**Provided text**
------------------------------------------------------------------------

Wednesday, December 15, 2010
"Hallelujah" in G Major
Jeff Buckley's version of "Hallelujah" is possibly the greatest thing ever put to record. It's so good it's almost insulting to call it music. It's less a song, let alone a cover of a song, and more this secret little world that you get a glimpse of for a few minutes. It conjures something from nothing with just sound. It's light and darkness at the same time. It's pure passion, but it doesn't sacrifice structure or logic. It is perhaps the closest thing I've ever seen to something truly supernatural.
But it's not the whole story, nor should it be. "Hallelujah" is so widely covered because it's so ambiguous (unlike a lot of widely covered songs like "Yesterday," which are done because they're so universal). It can be sarcastic or achingly sincere, dark or redemptive, subdued or screamed, total crap or the greatest thing ever put to record (it also helps that you can pick and choose which parts to sing, and everyone including me seems to change the words). Even something as great as Buckley's version can't tell the whole story.
[In fact, I've written at least three different covers of this song, and every one of them is completely different. But more on that if I ever finish them.]
With this version I wanted to do something fairly dark, almost minor-key in the way it's sung (especially on the choruses, which are meant to sound pained and defeated, literally "broken"). In all honesty I probably bit off more than I could chew. I picked this version out of the three because I thought it would be relatively painless. Three weeks, fifty takes and one-and-a-half panic attacks later,* I was proven wrong. This was without a doubt the most difficult and time-consuming recording process I've ever had. The end result (for now at least) is what you hear now, which is successful in some ways but certainly isn't nearly as good as it could be.

------------------------------------------------------------------------

**Given request 1**
Answer these from the blog post about covering "Hallelujah":
(a) Which song does the writer cite as widely covered because it is universal?
(b) How many different covers of "Hallelujah" has the writer written?
(c) How long did this recording take, and how many takes did it need?
**Given request 2**
Write the next few paragraphs of the blog post about recording "Hallelujah," picking up right after its final sentence.
You won't need the records for any of this.

------------------------------------------------------------------------

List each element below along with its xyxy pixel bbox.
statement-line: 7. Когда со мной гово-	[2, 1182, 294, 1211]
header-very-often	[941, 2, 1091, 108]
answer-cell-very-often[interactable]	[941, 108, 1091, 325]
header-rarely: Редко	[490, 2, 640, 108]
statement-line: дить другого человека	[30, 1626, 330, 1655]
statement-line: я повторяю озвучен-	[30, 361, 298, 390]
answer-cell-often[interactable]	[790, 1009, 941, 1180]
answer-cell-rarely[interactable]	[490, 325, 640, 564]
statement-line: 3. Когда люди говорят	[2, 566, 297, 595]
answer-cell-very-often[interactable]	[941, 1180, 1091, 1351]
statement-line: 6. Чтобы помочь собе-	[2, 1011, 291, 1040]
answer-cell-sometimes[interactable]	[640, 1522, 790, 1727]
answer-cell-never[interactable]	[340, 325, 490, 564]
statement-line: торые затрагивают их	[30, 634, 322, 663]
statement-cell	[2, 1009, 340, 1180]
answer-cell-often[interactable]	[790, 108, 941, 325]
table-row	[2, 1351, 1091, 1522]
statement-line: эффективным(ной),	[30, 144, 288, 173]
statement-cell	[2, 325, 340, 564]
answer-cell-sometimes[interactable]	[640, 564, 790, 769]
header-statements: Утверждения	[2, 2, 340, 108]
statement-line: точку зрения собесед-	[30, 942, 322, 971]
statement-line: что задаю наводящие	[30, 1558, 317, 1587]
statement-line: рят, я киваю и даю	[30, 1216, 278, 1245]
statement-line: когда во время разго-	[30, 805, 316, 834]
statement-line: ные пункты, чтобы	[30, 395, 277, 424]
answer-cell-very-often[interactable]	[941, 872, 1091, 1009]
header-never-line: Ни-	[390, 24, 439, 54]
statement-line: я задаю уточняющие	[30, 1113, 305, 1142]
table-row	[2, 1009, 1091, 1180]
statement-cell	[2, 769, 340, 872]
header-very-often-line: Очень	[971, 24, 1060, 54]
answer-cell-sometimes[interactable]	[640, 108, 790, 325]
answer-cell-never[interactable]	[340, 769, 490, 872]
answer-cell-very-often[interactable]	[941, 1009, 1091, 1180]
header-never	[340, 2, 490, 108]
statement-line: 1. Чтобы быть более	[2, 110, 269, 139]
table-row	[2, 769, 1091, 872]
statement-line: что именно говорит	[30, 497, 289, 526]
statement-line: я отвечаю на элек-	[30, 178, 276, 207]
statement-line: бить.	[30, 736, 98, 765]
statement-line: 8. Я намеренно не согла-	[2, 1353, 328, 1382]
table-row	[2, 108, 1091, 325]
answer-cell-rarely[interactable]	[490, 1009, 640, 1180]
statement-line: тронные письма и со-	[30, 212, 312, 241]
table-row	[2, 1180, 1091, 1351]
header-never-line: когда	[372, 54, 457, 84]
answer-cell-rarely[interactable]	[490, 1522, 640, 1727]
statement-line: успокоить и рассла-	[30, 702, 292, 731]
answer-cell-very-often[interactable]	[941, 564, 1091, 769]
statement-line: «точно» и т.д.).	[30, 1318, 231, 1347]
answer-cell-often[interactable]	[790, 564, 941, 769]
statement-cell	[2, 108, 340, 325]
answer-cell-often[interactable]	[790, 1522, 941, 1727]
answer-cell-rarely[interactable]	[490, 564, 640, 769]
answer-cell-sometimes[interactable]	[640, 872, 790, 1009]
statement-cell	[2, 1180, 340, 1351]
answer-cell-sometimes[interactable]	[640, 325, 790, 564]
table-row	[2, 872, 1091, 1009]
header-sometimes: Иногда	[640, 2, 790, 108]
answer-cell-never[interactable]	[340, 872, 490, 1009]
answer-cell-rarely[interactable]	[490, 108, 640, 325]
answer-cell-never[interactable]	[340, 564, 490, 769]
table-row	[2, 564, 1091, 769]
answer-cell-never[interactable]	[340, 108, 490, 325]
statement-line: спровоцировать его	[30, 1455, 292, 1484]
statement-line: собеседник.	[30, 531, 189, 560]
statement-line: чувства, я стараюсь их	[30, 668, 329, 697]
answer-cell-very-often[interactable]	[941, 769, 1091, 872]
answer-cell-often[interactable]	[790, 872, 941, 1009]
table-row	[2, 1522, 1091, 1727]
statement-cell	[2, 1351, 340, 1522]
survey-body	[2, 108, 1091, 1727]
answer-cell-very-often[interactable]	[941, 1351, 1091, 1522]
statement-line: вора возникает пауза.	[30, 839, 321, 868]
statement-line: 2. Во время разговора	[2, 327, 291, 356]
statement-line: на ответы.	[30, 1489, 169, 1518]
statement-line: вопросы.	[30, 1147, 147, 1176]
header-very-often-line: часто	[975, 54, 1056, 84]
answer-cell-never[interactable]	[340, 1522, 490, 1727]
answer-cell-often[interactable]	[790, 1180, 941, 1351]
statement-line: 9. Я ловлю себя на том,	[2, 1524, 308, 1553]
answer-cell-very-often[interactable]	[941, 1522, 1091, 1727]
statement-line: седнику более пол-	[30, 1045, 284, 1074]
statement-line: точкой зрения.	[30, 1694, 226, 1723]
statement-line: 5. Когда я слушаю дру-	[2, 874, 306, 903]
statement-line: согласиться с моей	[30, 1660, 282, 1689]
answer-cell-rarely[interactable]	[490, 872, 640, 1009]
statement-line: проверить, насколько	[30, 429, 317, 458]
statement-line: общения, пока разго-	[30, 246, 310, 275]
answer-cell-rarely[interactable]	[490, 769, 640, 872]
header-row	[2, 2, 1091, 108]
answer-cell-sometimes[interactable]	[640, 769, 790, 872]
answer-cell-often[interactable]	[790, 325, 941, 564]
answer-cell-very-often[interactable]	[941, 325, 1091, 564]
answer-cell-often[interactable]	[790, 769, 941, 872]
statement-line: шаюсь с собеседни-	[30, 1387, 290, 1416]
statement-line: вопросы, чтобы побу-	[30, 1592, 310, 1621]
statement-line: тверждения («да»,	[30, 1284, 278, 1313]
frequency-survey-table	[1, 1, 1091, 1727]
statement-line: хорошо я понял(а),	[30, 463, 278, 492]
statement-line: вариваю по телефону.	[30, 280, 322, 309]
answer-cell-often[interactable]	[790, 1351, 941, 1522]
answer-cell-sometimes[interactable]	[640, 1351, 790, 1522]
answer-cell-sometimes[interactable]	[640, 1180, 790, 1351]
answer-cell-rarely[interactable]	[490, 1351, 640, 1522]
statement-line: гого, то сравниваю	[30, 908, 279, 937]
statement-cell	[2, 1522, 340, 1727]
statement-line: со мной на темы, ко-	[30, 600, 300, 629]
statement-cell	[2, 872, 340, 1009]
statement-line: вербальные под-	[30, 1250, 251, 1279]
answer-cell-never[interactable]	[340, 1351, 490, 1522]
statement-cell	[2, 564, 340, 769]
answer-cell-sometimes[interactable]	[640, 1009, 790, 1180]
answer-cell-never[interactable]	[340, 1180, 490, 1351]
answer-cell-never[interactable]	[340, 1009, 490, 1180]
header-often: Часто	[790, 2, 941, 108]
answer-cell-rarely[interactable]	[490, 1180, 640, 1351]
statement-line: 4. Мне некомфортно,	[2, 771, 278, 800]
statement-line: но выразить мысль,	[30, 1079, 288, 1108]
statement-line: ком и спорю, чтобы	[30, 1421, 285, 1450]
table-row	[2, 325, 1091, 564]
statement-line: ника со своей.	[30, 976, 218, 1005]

------------------------------------------------------------------------

**Reply 1**
(a) "Yesterday."
(b) At least three.
(c) Three weeks and fifty takes.

**Reply 2**
There were basically three problems I had when recording this. 1.) Learning how to sing it. This version is a little talky, mainly so you can make out the words but also because I kept losing the good parts of my voice, and this was a decent compromise. Goddamn cold season**. 2.) I made a lot of mistakes. It's tricky chord progression, and it's hard to remember the third verse, because the best lines are at the end not the start, so you're always like how does the holy dove verse start oh shit I can't just keep playing people will realize it's cause I forgot the words better start over but now I'm rambling. 3.), and most annoyingly because you can't do anything about it, is volume. My setup has always been lo-fi, which a lot of people think is a good thing because they think it's what the music is supposed to sound like. It's not. Lo-fi in this case means that you can barely hear the quiet parts, and the loud parts hurt your ears and have all kinds of clipping problems***. For a song like this, which has lots of dynamics changes, it's basically a death sentence. In particular, the intro had to be changed from an arpeggiated part (which sounded sort of like Pachobel's canon, actually) to the more lamer thing in this version. I actually tried to dub over it with an electric guitar part, but it just sounded worse, though it did give me the idea to do the solo.
*Sadly neither of those is a joke.
** I'll probably, talk more about this in the "Ray of Light" and "Watchtower" posts, so I'm just giving you the Cliffs Notes here.
***For one take, I set the recording levels to "automatic," which gave me headaches to listen to. It's especially bad since it was otherwise probably the best take I did, much better than the final one, and I spent a week and a half trying to get something even close to it.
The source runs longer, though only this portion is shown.